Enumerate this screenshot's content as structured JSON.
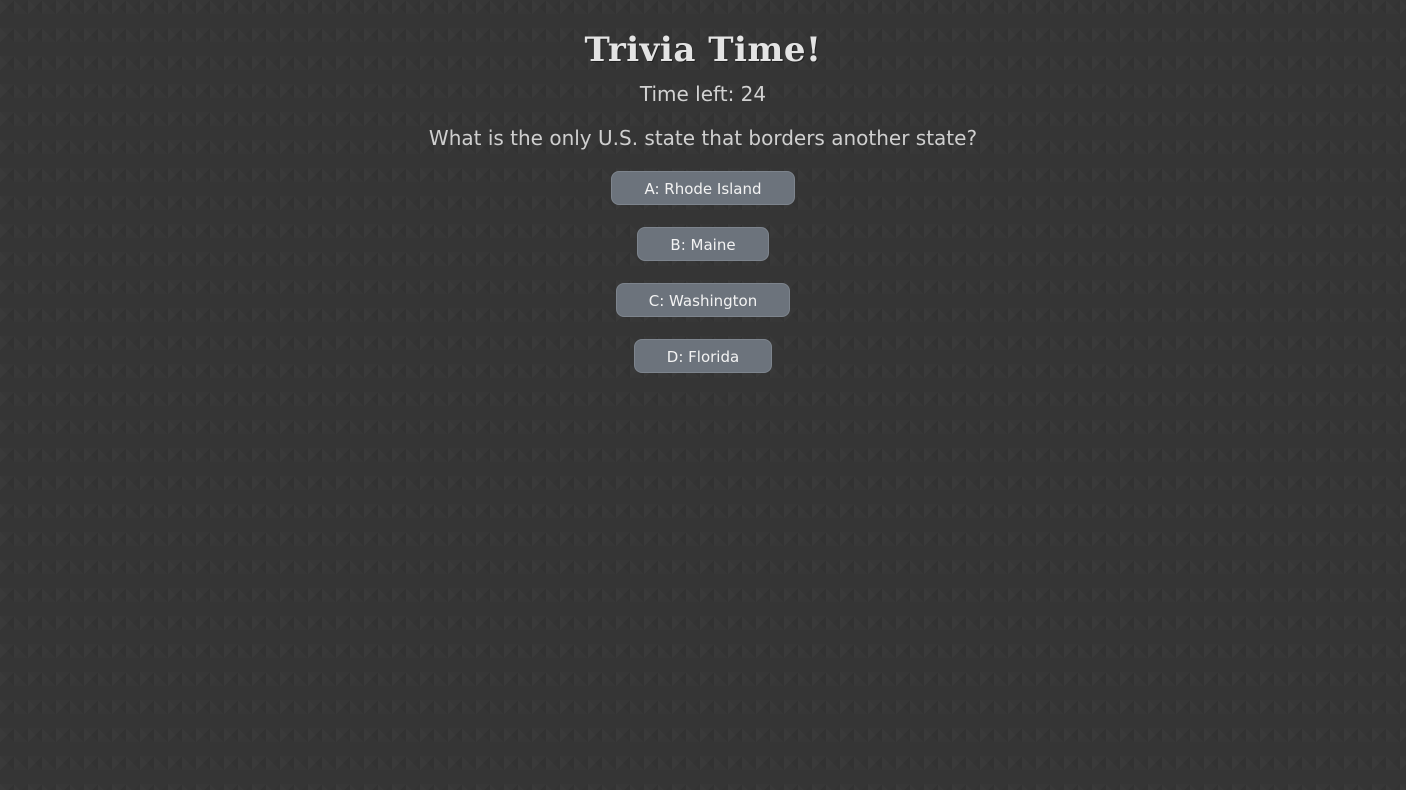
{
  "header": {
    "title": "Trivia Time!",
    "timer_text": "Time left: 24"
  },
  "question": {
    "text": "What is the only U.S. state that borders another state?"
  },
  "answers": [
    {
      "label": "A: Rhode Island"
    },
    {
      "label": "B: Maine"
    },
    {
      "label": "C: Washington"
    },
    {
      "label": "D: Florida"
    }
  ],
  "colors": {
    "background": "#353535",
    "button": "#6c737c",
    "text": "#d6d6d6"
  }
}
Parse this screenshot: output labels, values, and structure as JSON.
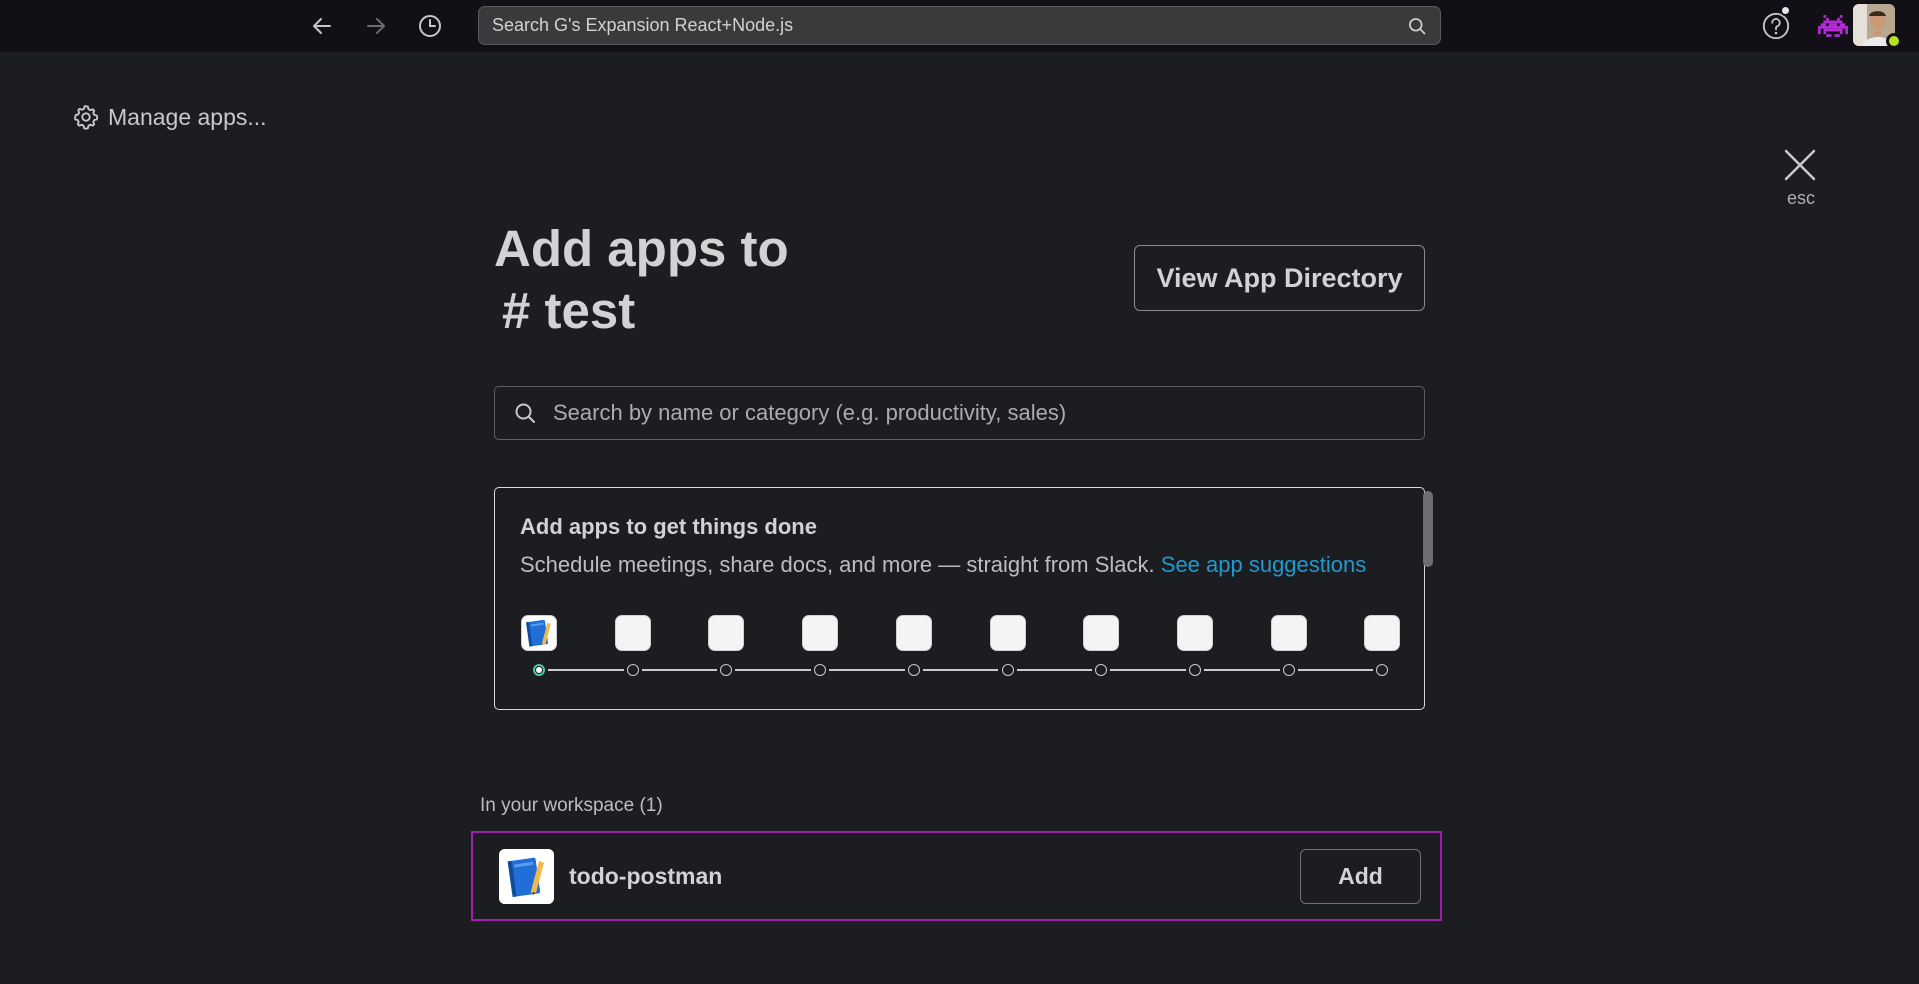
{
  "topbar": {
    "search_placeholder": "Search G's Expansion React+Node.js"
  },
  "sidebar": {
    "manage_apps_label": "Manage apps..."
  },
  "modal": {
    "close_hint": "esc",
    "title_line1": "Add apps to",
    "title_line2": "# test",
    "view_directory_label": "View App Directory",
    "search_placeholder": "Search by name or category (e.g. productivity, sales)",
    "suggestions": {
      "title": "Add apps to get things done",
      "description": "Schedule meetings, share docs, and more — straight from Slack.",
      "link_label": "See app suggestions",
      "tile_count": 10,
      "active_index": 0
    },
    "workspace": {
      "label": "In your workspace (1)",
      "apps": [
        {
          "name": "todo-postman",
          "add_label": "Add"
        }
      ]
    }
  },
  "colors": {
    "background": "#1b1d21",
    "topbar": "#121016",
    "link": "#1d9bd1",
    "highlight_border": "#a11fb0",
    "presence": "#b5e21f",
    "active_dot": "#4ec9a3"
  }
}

Work to complete:
Report each line of the material above where the word "background" appears.

Exercise result:
    "background": "#353535",
    "background": "#1b1d21",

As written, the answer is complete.